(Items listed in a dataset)
_____

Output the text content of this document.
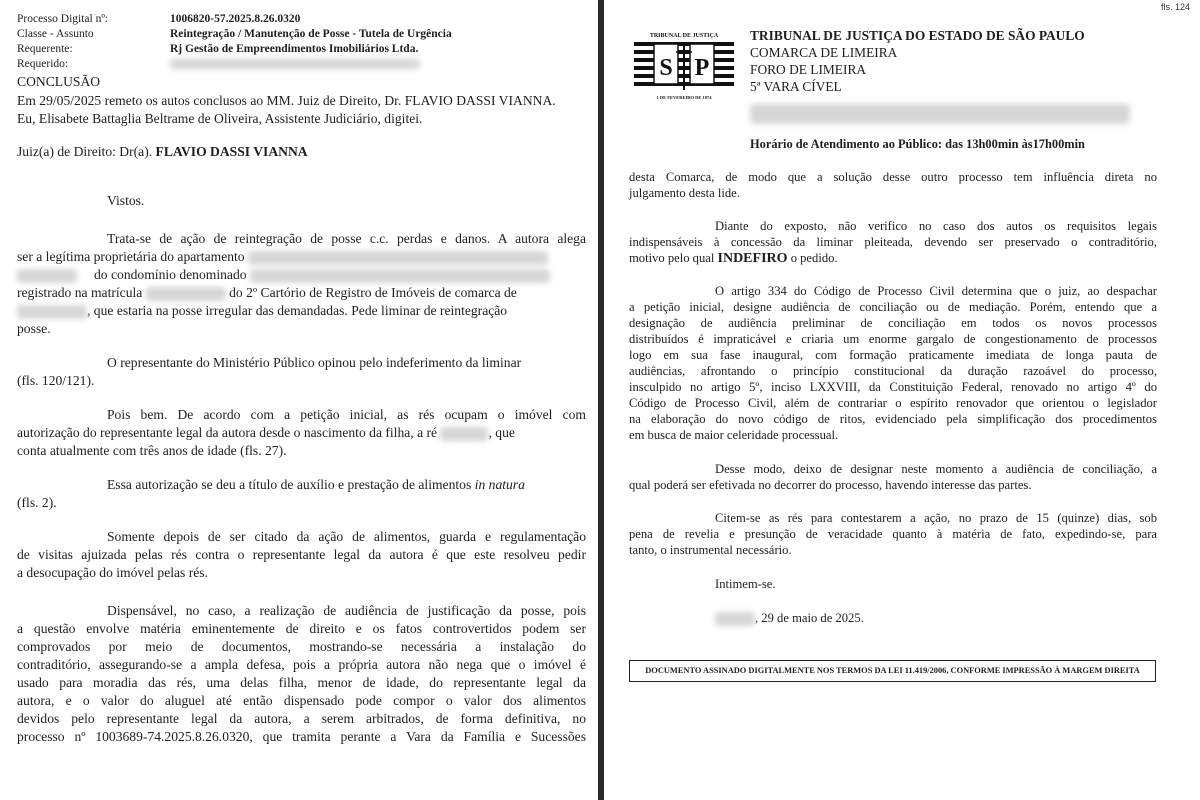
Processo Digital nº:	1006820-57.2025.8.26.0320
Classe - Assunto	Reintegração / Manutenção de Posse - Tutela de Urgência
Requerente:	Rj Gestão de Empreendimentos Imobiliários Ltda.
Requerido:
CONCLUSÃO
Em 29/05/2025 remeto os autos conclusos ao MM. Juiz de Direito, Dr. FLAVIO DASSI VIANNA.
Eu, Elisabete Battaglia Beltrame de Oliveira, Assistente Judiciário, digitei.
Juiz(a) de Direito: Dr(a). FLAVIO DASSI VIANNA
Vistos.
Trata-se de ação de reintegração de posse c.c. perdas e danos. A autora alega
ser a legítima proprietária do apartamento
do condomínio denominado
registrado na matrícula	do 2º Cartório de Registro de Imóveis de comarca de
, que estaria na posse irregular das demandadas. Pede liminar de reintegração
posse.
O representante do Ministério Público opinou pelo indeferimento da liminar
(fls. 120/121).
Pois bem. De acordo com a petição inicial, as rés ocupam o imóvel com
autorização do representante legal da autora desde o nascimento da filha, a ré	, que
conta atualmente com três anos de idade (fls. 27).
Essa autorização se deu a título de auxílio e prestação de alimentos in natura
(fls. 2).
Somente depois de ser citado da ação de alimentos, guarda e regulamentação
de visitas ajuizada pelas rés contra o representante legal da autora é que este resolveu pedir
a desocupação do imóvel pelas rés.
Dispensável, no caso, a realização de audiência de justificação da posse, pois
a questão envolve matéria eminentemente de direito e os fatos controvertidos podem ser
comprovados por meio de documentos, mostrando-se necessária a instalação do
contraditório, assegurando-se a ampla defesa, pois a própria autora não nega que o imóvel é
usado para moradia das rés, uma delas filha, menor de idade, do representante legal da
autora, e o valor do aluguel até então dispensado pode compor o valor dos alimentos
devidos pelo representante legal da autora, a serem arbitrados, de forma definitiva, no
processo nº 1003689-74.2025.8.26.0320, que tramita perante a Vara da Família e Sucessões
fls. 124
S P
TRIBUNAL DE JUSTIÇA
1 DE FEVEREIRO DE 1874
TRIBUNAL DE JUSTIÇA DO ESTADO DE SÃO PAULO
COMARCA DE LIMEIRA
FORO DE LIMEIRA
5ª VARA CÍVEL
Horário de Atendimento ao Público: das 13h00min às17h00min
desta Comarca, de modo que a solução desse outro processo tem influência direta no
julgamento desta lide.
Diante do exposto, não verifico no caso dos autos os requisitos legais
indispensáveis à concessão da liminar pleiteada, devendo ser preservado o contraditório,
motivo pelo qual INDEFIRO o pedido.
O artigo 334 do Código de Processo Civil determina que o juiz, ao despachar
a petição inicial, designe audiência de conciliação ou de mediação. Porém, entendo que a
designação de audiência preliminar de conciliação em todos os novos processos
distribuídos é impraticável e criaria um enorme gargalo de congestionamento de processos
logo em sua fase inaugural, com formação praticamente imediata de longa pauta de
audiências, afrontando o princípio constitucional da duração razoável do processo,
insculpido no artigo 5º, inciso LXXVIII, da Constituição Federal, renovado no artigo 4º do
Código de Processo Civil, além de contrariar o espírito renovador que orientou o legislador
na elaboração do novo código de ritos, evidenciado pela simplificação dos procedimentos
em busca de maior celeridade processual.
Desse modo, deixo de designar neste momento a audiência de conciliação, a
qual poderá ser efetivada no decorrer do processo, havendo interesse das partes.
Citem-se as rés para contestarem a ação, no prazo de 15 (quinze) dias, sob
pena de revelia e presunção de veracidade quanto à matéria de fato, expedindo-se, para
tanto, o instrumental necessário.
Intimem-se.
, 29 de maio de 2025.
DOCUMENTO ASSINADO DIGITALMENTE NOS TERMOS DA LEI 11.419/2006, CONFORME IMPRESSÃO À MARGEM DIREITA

_____

**Goal**
Collect each line above holding the string "VIANNA".

**Task response**
Em 29/05/2025 remeto os autos conclusos ao MM. Juiz de Direito, Dr. FLAVIO DASSI VIANNA.
Juiz(a) de Direito: Dr(a). FLAVIO DASSI VIANNA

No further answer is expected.